**Given instruction**
Type out the complete listing below word for word, without its pictures.

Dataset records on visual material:
--- --- ---

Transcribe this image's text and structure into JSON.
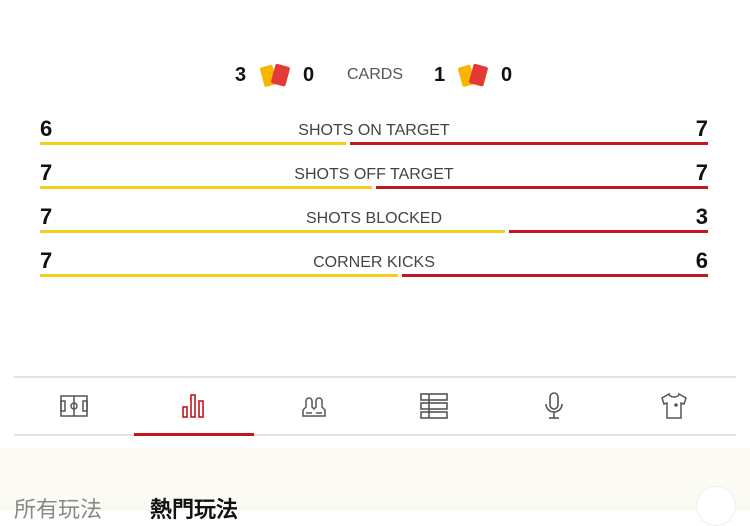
{
  "cards": {
    "label": "CARDS",
    "home": {
      "yellow": "3",
      "red": "0"
    },
    "away": {
      "yellow": "1",
      "red": "0"
    }
  },
  "colors": {
    "home": "#f5cc1f",
    "away": "#c4161c",
    "yellow_card": "#f7b500",
    "red_card": "#e53935"
  },
  "stats": [
    {
      "label": "SHOTS ON TARGET",
      "home": "6",
      "away": "7"
    },
    {
      "label": "SHOTS OFF TARGET",
      "home": "7",
      "away": "7"
    },
    {
      "label": "SHOTS BLOCKED",
      "home": "7",
      "away": "3"
    },
    {
      "label": "CORNER KICKS",
      "home": "7",
      "away": "6"
    }
  ],
  "tabs": [
    {
      "icon": "pitch-icon"
    },
    {
      "icon": "bar-chart-icon",
      "active": true
    },
    {
      "icon": "players-icon"
    },
    {
      "icon": "list-icon"
    },
    {
      "icon": "microphone-icon"
    },
    {
      "icon": "jersey-icon"
    }
  ],
  "bottom": {
    "tab_all": "所有玩法",
    "tab_hot": "熱門玩法"
  }
}
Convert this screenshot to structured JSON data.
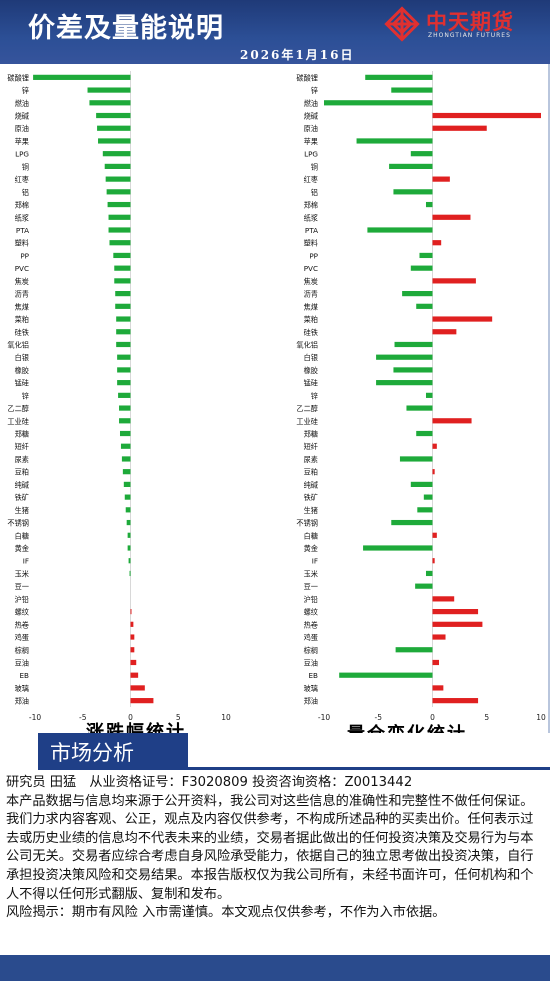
{
  "header": {
    "title": "价差及量能说明",
    "date": "2026年1月16日",
    "logo_name": "中天期货",
    "logo_en": "ZHONGTIAN FUTURES"
  },
  "section": {
    "label": "市场分析"
  },
  "disclaimer": {
    "author_line": "研究员 田猛　从业资格证号：F3020809 投资咨询资格：Z0013442",
    "body": "本产品数据与信息均来源于公开资料，我公司对这些信息的准确性和完整性不做任何保证。我们力求内容客观、公正，观点及内容仅供参考，不构成所述品种的买卖出价。任何表示过去或历史业绩的信息均不代表未来的业绩，交易者据此做出的任何投资决策及交易行为与本公司无关。交易者应综合考虑自身风险承受能力，依据自己的独立思考做出投资决策，自行承担投资决策风险和交易结果。本报告版权仅为我公司所有，未经书面许可，任何机构和个人不得以任何形式翻版、复制和发布。",
    "risk": "风险揭示：期市有风险 入市需谨慎。本文观点仅供参考，不作为入市依据。"
  },
  "colors": {
    "up": "#e02020",
    "down": "#1eaa3a",
    "header": "#1f3a78"
  },
  "chart_data": [
    {
      "type": "bar",
      "orientation": "horizontal",
      "title": "涨跌幅统计",
      "xlim": [
        -10,
        10
      ],
      "xticks": [
        -10,
        -5,
        0,
        5,
        10
      ],
      "categories": [
        "碳酸锂",
        "锌",
        "燃油",
        "烧碱",
        "原油",
        "苹果",
        "LPG",
        "铜",
        "红枣",
        "铝",
        "郑棉",
        "纸浆",
        "PTA",
        "塑料",
        "PP",
        "PVC",
        "焦炭",
        "沥青",
        "焦煤",
        "菜粕",
        "硅铁",
        "氧化铝",
        "白银",
        "橡胶",
        "锰硅",
        "锌",
        "乙二醇",
        "工业硅",
        "郑糖",
        "短纤",
        "尿素",
        "豆粕",
        "纯碱",
        "铁矿",
        "生猪",
        "不锈钢",
        "白糖",
        "黄金",
        "IF",
        "玉米",
        "豆一",
        "沪铅",
        "螺纹",
        "热卷",
        "鸡蛋",
        "棕榈",
        "豆油",
        "EB",
        "玻璃",
        "郑油"
      ],
      "values": [
        -10.2,
        -4.5,
        -4.3,
        -3.6,
        -3.5,
        -3.4,
        -2.9,
        -2.7,
        -2.6,
        -2.5,
        -2.4,
        -2.3,
        -2.3,
        -2.2,
        -1.8,
        -1.7,
        -1.7,
        -1.6,
        -1.6,
        -1.5,
        -1.5,
        -1.5,
        -1.4,
        -1.4,
        -1.4,
        -1.3,
        -1.2,
        -1.2,
        -1.1,
        -1.0,
        -0.9,
        -0.8,
        -0.7,
        -0.6,
        -0.5,
        -0.4,
        -0.3,
        -0.3,
        -0.2,
        -0.1,
        0.0,
        0.0,
        0.1,
        0.3,
        0.4,
        0.4,
        0.6,
        0.8,
        1.5,
        2.4
      ]
    },
    {
      "type": "bar",
      "orientation": "horizontal",
      "title": "量仓变化统计",
      "xlim": [
        -10,
        10
      ],
      "xticks": [
        -10,
        -5,
        0,
        5,
        10
      ],
      "categories": [
        "碳酸锂",
        "锌",
        "燃油",
        "烧碱",
        "原油",
        "苹果",
        "LPG",
        "铜",
        "红枣",
        "铝",
        "郑棉",
        "纸浆",
        "PTA",
        "塑料",
        "PP",
        "PVC",
        "焦炭",
        "沥青",
        "焦煤",
        "菜粕",
        "硅铁",
        "氧化铝",
        "白银",
        "橡胶",
        "锰硅",
        "锌",
        "乙二醇",
        "工业硅",
        "郑糖",
        "短纤",
        "尿素",
        "豆粕",
        "纯碱",
        "铁矿",
        "生猪",
        "不锈钢",
        "白糖",
        "黄金",
        "IF",
        "玉米",
        "豆一",
        "沪铅",
        "螺纹",
        "热卷",
        "鸡蛋",
        "棕榈",
        "豆油",
        "EB",
        "玻璃",
        "郑油"
      ],
      "values": [
        -6.2,
        -3.8,
        -10.0,
        10.0,
        5.0,
        -7.0,
        -2.0,
        -4.0,
        1.6,
        -3.6,
        -0.6,
        3.5,
        -6.0,
        0.8,
        -1.2,
        -2.0,
        4.0,
        -2.8,
        -1.5,
        5.5,
        2.2,
        -3.5,
        -5.2,
        -3.6,
        -5.2,
        -0.6,
        -2.4,
        3.6,
        -1.5,
        0.4,
        -3.0,
        0.2,
        -2.0,
        -0.8,
        -1.4,
        -3.8,
        0.4,
        -6.4,
        0.2,
        -0.6,
        -1.6,
        2.0,
        4.2,
        4.6,
        1.2,
        -3.4,
        0.6,
        -8.6,
        1.0,
        4.2
      ]
    }
  ]
}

--- --- ---

**Exercise response**
Transcribe this image's text and structure into JSON.
{
  "cards": {
    "label": "CARDS",
    "home": {
      "yellow": "3",
      "red": "0"
    },
    "away": {
      "yellow": "1",
      "red": "0"
    }
  },
  "colors": {
    "home": "#f5cc1f",
    "away": "#c4161c",
    "yellow_card": "#f7b500",
    "red_card": "#e53935"
  },
  "stats": [
    {
      "label": "SHOTS ON TARGET",
      "home": "6",
      "away": "7"
    },
    {
      "label": "SHOTS OFF TARGET",
      "home": "7",
      "away": "7"
    },
    {
      "label": "SHOTS BLOCKED",
      "home": "7",
      "away": "3"
    },
    {
      "label": "CORNER KICKS",
      "home": "7",
      "away": "6"
    }
  ],
  "tabs": [
    {
      "icon": "pitch-icon"
    },
    {
      "icon": "bar-chart-icon",
      "active": true
    },
    {
      "icon": "players-icon"
    },
    {
      "icon": "list-icon"
    },
    {
      "icon": "microphone-icon"
    },
    {
      "icon": "jersey-icon"
    }
  ],
  "bottom": {
    "tab_all": "所有玩法",
    "tab_hot": "熱門玩法"
  }
}
Convert this screenshot to structured JSON data.
{
  "header": {
    "title": "价差及量能说明",
    "date": "2026年1月16日",
    "logo_name": "中天期货",
    "logo_en": "ZHONGTIAN FUTURES"
  },
  "section": {
    "label": "市场分析"
  },
  "disclaimer": {
    "author_line": "研究员 田猛　从业资格证号：F3020809 投资咨询资格：Z0013442",
    "body": "本产品数据与信息均来源于公开资料，我公司对这些信息的准确性和完整性不做任何保证。我们力求内容客观、公正，观点及内容仅供参考，不构成所述品种的买卖出价。任何表示过去或历史业绩的信息均不代表未来的业绩，交易者据此做出的任何投资决策及交易行为与本公司无关。交易者应综合考虑自身风险承受能力，依据自己的独立思考做出投资决策，自行承担投资决策风险和交易结果。本报告版权仅为我公司所有，未经书面许可，任何机构和个人不得以任何形式翻版、复制和发布。",
    "risk": "风险揭示：期市有风险 入市需谨慎。本文观点仅供参考，不作为入市依据。"
  },
  "colors": {
    "up": "#e02020",
    "down": "#1eaa3a",
    "header": "#1f3a78"
  },
  "chart_data": [
    {
      "type": "bar",
      "orientation": "horizontal",
      "title": "涨跌幅统计",
      "xlim": [
        -10,
        10
      ],
      "xticks": [
        -10,
        -5,
        0,
        5,
        10
      ],
      "categories": [
        "碳酸锂",
        "锌",
        "燃油",
        "烧碱",
        "原油",
        "苹果",
        "LPG",
        "铜",
        "红枣",
        "铝",
        "郑棉",
        "纸浆",
        "PTA",
        "塑料",
        "PP",
        "PVC",
        "焦炭",
        "沥青",
        "焦煤",
        "菜粕",
        "硅铁",
        "氧化铝",
        "白银",
        "橡胶",
        "锰硅",
        "锌",
        "乙二醇",
        "工业硅",
        "郑糖",
        "短纤",
        "尿素",
        "豆粕",
        "纯碱",
        "铁矿",
        "生猪",
        "不锈钢",
        "白糖",
        "黄金",
        "IF",
        "玉米",
        "豆一",
        "沪铅",
        "螺纹",
        "热卷",
        "鸡蛋",
        "棕榈",
        "豆油",
        "EB",
        "玻璃",
        "郑油"
      ],
      "values": [
        -10.2,
        -4.5,
        -4.3,
        -3.6,
        -3.5,
        -3.4,
        -2.9,
        -2.7,
        -2.6,
        -2.5,
        -2.4,
        -2.3,
        -2.3,
        -2.2,
        -1.8,
        -1.7,
        -1.7,
        -1.6,
        -1.6,
        -1.5,
        -1.5,
        -1.5,
        -1.4,
        -1.4,
        -1.4,
        -1.3,
        -1.2,
        -1.2,
        -1.1,
        -1.0,
        -0.9,
        -0.8,
        -0.7,
        -0.6,
        -0.5,
        -0.4,
        -0.3,
        -0.3,
        -0.2,
        -0.1,
        0.0,
        0.0,
        0.1,
        0.3,
        0.4,
        0.4,
        0.6,
        0.8,
        1.5,
        2.4
      ]
    },
    {
      "type": "bar",
      "orientation": "horizontal",
      "title": "量仓变化统计",
      "xlim": [
        -10,
        10
      ],
      "xticks": [
        -10,
        -5,
        0,
        5,
        10
      ],
      "categories": [
        "碳酸锂",
        "锌",
        "燃油",
        "烧碱",
        "原油",
        "苹果",
        "LPG",
        "铜",
        "红枣",
        "铝",
        "郑棉",
        "纸浆",
        "PTA",
        "塑料",
        "PP",
        "PVC",
        "焦炭",
        "沥青",
        "焦煤",
        "菜粕",
        "硅铁",
        "氧化铝",
        "白银",
        "橡胶",
        "锰硅",
        "锌",
        "乙二醇",
        "工业硅",
        "郑糖",
        "短纤",
        "尿素",
        "豆粕",
        "纯碱",
        "铁矿",
        "生猪",
        "不锈钢",
        "白糖",
        "黄金",
        "IF",
        "玉米",
        "豆一",
        "沪铅",
        "螺纹",
        "热卷",
        "鸡蛋",
        "棕榈",
        "豆油",
        "EB",
        "玻璃",
        "郑油"
      ],
      "values": [
        -6.2,
        -3.8,
        -10.0,
        10.0,
        5.0,
        -7.0,
        -2.0,
        -4.0,
        1.6,
        -3.6,
        -0.6,
        3.5,
        -6.0,
        0.8,
        -1.2,
        -2.0,
        4.0,
        -2.8,
        -1.5,
        5.5,
        2.2,
        -3.5,
        -5.2,
        -3.6,
        -5.2,
        -0.6,
        -2.4,
        3.6,
        -1.5,
        0.4,
        -3.0,
        0.2,
        -2.0,
        -0.8,
        -1.4,
        -3.8,
        0.4,
        -6.4,
        0.2,
        -0.6,
        -1.6,
        2.0,
        4.2,
        4.6,
        1.2,
        -3.4,
        0.6,
        -8.6,
        1.0,
        4.2
      ]
    }
  ]
}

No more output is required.